# Given problem
Provide only the number of lines in the data below that contain the word "этот".

::::::::

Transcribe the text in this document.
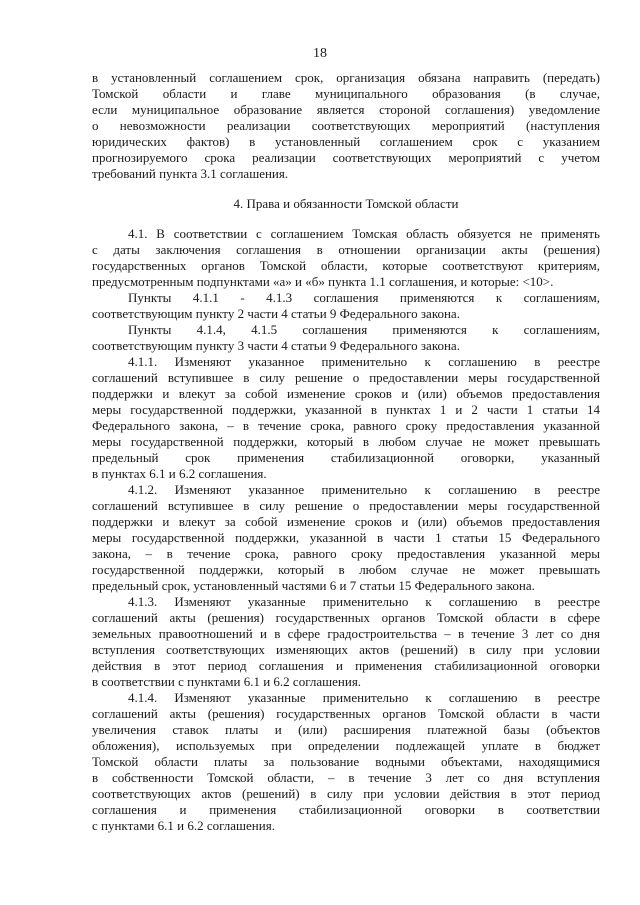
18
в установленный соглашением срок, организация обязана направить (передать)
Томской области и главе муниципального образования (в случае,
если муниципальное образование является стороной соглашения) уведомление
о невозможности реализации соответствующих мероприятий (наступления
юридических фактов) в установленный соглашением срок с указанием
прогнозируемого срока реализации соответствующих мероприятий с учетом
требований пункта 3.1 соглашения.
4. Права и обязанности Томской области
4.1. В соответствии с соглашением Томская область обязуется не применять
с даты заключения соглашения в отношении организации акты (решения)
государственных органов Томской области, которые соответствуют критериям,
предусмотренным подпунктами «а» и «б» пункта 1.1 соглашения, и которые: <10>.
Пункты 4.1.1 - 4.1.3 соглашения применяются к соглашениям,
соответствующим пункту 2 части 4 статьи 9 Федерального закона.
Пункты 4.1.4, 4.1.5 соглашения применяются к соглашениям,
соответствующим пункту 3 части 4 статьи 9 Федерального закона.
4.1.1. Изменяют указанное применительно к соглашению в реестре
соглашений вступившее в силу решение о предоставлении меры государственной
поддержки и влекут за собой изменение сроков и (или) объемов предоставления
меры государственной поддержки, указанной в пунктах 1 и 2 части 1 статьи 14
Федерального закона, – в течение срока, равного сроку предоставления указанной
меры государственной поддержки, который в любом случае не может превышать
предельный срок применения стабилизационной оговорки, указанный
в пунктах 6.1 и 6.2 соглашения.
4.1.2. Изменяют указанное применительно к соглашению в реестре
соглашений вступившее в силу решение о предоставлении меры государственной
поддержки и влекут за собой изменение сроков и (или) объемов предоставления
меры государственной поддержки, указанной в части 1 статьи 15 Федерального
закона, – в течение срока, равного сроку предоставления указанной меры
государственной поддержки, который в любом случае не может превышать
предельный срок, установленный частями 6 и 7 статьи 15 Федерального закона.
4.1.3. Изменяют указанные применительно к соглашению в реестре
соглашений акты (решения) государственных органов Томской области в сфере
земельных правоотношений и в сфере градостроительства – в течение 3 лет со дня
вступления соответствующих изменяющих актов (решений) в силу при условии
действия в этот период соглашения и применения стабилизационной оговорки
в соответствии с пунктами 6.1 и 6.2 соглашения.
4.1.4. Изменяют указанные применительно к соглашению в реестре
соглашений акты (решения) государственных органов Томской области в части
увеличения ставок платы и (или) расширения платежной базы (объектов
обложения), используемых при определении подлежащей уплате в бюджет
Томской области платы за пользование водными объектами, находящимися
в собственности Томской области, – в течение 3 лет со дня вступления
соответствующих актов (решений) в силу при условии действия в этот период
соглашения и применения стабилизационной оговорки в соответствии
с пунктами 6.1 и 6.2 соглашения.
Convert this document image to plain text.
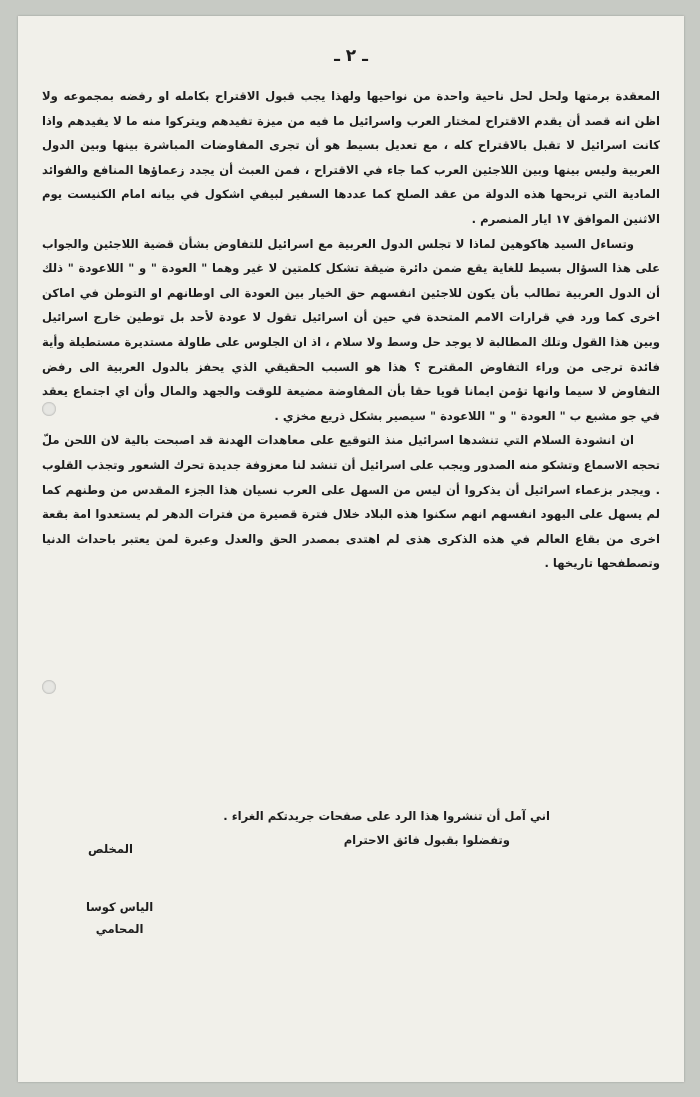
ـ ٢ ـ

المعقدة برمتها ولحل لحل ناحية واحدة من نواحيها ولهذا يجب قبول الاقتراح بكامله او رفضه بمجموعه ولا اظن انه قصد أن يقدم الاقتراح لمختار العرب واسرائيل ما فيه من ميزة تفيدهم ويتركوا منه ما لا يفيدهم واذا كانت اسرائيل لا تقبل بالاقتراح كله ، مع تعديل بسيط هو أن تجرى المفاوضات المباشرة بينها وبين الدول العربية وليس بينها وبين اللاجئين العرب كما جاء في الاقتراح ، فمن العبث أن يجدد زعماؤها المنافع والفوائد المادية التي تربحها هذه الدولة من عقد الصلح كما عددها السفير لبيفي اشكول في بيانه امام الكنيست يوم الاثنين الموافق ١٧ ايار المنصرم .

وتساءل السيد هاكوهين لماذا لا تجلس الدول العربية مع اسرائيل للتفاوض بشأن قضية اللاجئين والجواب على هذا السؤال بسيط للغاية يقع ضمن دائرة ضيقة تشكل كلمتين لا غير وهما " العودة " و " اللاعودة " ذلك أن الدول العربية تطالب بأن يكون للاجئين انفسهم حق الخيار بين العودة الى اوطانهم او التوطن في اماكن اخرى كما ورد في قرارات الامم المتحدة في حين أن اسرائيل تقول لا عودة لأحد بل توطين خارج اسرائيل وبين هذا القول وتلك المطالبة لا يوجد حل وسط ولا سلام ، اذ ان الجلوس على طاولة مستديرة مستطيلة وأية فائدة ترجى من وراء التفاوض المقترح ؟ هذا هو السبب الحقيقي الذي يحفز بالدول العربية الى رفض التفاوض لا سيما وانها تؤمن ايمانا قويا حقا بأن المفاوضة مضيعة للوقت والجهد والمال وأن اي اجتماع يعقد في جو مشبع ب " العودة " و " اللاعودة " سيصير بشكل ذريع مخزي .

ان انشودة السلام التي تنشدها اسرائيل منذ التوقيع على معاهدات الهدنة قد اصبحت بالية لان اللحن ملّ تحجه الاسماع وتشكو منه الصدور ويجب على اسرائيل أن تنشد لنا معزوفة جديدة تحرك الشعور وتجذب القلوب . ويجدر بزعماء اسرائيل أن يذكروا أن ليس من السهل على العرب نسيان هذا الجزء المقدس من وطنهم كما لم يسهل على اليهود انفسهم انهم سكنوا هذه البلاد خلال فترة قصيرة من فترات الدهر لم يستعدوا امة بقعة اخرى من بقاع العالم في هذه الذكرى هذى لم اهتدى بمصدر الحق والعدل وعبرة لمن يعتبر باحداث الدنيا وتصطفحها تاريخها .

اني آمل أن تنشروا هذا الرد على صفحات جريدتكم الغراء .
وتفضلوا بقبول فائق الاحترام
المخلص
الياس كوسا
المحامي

::::::::

# Written solution
2